** Begin **
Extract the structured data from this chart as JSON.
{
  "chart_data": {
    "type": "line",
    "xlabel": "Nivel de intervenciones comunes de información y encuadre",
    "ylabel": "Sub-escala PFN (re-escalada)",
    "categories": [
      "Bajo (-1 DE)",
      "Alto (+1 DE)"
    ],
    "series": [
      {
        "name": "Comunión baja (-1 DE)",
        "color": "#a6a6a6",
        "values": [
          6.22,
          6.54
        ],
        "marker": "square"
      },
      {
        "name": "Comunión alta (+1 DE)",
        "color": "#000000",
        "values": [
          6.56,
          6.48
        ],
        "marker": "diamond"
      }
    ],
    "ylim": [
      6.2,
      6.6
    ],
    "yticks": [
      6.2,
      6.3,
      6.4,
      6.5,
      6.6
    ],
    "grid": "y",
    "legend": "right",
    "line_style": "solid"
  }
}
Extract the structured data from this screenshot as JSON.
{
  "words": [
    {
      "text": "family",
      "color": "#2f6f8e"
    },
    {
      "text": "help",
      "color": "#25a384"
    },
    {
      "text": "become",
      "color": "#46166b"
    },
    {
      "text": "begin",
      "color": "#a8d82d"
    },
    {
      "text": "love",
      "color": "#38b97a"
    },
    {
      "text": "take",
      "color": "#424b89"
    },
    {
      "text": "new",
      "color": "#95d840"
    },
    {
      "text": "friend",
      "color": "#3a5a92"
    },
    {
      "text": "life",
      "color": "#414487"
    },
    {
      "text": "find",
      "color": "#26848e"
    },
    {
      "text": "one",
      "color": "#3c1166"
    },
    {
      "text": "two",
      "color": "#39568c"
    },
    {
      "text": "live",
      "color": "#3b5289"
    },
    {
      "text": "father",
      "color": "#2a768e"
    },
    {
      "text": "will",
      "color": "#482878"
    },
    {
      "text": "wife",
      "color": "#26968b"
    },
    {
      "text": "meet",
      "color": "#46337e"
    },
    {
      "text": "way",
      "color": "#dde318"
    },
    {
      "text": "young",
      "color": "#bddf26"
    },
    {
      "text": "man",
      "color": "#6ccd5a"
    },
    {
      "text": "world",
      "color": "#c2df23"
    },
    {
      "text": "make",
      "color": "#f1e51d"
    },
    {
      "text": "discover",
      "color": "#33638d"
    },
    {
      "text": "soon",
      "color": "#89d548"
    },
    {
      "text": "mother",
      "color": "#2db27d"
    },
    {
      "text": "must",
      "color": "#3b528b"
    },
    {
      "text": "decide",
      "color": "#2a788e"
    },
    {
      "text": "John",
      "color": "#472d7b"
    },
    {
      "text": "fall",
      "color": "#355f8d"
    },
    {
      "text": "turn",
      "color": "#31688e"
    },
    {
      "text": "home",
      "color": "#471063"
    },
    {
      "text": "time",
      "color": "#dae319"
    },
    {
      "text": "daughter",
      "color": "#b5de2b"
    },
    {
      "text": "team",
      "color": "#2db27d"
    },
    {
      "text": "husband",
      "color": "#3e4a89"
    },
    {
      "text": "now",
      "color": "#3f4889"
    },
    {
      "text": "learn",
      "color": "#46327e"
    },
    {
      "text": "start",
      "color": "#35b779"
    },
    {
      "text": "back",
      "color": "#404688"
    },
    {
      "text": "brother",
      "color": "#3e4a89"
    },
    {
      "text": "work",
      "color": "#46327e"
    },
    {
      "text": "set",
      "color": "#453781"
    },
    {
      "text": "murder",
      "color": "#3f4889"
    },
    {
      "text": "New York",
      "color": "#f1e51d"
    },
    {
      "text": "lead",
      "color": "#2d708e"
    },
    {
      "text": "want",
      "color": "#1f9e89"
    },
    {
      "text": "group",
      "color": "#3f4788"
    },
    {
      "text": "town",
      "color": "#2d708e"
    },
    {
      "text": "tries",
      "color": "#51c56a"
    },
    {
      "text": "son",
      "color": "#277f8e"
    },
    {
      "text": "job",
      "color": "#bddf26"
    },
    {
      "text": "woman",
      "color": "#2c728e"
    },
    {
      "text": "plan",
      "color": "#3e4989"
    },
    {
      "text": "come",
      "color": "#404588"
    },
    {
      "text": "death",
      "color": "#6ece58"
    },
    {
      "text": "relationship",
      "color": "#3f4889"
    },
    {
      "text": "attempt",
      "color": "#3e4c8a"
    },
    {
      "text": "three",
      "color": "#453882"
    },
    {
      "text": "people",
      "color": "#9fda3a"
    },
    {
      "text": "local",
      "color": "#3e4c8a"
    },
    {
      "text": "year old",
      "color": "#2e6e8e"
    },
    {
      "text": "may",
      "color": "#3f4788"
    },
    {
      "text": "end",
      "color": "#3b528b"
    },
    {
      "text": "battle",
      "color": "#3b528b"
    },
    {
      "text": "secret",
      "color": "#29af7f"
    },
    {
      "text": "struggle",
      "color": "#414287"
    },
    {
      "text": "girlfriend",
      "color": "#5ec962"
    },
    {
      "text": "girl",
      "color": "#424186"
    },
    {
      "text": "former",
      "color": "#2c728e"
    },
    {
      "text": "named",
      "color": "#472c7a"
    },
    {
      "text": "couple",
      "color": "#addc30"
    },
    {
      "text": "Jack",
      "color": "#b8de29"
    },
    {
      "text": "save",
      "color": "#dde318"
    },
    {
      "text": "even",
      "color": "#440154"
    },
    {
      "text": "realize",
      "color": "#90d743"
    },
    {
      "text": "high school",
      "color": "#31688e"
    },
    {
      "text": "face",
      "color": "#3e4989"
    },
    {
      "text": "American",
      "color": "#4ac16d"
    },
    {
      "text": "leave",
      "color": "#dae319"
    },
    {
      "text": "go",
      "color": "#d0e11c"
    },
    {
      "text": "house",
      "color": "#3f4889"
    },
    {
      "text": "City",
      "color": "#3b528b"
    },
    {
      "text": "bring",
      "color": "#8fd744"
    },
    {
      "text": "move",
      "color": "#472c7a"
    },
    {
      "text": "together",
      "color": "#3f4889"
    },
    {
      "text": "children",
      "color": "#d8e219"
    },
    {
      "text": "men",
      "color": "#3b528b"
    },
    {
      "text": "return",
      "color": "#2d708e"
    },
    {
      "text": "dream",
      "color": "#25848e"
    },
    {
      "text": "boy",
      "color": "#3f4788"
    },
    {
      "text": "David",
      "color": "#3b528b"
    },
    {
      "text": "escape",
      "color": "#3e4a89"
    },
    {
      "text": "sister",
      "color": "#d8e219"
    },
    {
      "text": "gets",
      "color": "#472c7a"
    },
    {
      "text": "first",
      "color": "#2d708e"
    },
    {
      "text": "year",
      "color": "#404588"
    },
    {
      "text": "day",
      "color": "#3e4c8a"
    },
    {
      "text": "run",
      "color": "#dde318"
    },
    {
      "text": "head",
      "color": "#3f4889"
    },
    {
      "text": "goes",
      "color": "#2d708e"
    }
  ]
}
** End **
• Given instruction
Extract all lines containing the word "JSON".

• Task output
Extract the structured data from this chart as JSON.
Extract the structured data from this screenshot as JSON.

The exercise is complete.